:: Listed records

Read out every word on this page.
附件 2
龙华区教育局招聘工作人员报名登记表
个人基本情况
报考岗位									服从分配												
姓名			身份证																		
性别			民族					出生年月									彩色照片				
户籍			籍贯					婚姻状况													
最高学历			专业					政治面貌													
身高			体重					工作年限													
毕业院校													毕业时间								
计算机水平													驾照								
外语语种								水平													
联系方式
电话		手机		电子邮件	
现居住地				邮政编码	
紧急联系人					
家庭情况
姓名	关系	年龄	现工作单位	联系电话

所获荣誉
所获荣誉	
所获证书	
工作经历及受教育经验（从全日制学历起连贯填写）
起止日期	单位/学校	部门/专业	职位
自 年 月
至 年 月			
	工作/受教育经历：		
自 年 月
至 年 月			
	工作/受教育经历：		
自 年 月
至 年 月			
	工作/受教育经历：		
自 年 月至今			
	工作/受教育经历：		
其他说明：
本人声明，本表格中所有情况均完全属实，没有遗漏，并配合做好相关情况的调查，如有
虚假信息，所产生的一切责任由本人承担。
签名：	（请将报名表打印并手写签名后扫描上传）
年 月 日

::::

Problem requirements –
All entries shown above should be printed again exactly.

Answer for the task –
Read out every word on this page.
附件 2
龙华区教育局招聘工作人员报名登记表
个人基本情况
报考岗位									服从分配												
姓名			身份证																		
性别			民族					出生年月									彩色照片				
户籍			籍贯					婚姻状况													
最高学历			专业					政治面貌													
身高			体重					工作年限													
毕业院校													毕业时间								
计算机水平													驾照								
外语语种								水平													
联系方式
电话		手机		电子邮件	
现居住地				邮政编码	
紧急联系人					
家庭情况
姓名	关系	年龄	现工作单位	联系电话

所获荣誉
所获荣誉	
所获证书	
工作经历及受教育经验（从全日制学历起连贯填写）
起止日期	单位/学校	部门/专业	职位
自 年 月
至 年 月			
	工作/受教育经历：		
自 年 月
至 年 月			
	工作/受教育经历：		
自 年 月
至 年 月			
	工作/受教育经历：		
自 年 月至今			
	工作/受教育经历：		
其他说明：
本人声明，本表格中所有情况均完全属实，没有遗漏，并配合做好相关情况的调查，如有
虚假信息，所产生的一切责任由本人承担。
签名：	（请将报名表打印并手写签名后扫描上传）
年 月 日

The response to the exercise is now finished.